REQUIRED TASK = Leave out the pictures and reproduce all of the data exactly.

RECORDS =
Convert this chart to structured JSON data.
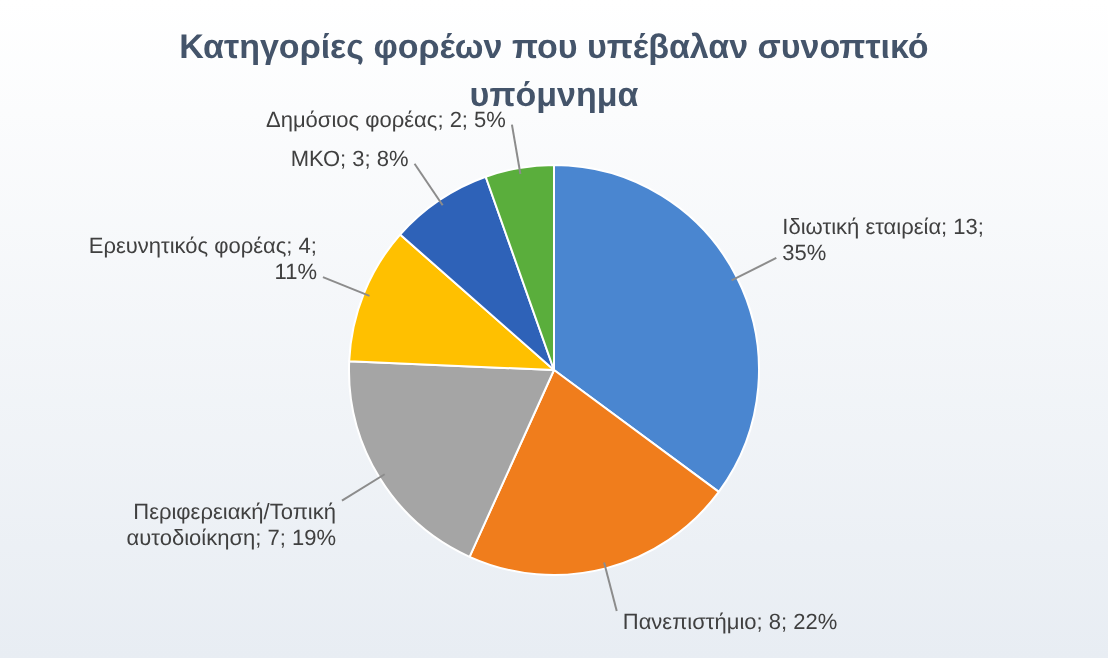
{
  "chart_data": {
    "type": "pie",
    "title": "Κατηγορίες φορέων που υπέβαλαν συνοπτικό υπόμνημα",
    "categories": [
      "Ιδιωτική εταιρεία",
      "Πανεπιστήμιο",
      "Περιφερειακή/Τοπική αυτοδιοίκηση",
      "Ερευνητικός φορέας",
      "ΜΚΟ",
      "Δημόσιος φορέας"
    ],
    "values": [
      13,
      8,
      7,
      4,
      3,
      2
    ],
    "colors": [
      "#4a86d0",
      "#f07d1c",
      "#a5a5a5",
      "#ffc000",
      "#2e62b8",
      "#5aae3c"
    ],
    "value_labels": [
      "13; 35%",
      "8; 22%",
      "7; 19%",
      "4; 11%",
      "3; 8%",
      "2; 5%"
    ],
    "legend": false
  }
}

ANSWER TO THIS EXERCISE =
Convert this chart to structured JSON data.
{
  "chart_data": {
    "type": "pie",
    "title": "Κατηγορίες φορέων που υπέβαλαν συνοπτικό υπόμνημα",
    "categories": [
      "Ιδιωτική εταιρεία",
      "Πανεπιστήμιο",
      "Περιφερειακή/Τοπική αυτοδιοίκηση",
      "Ερευνητικός φορέας",
      "ΜΚΟ",
      "Δημόσιος φορέας"
    ],
    "values": [
      13,
      8,
      7,
      4,
      3,
      2
    ],
    "colors": [
      "#4a86d0",
      "#f07d1c",
      "#a5a5a5",
      "#ffc000",
      "#2e62b8",
      "#5aae3c"
    ],
    "value_labels": [
      "13; 35%",
      "8; 22%",
      "7; 19%",
      "4; 11%",
      "3; 8%",
      "2; 5%"
    ],
    "legend": false
  }
}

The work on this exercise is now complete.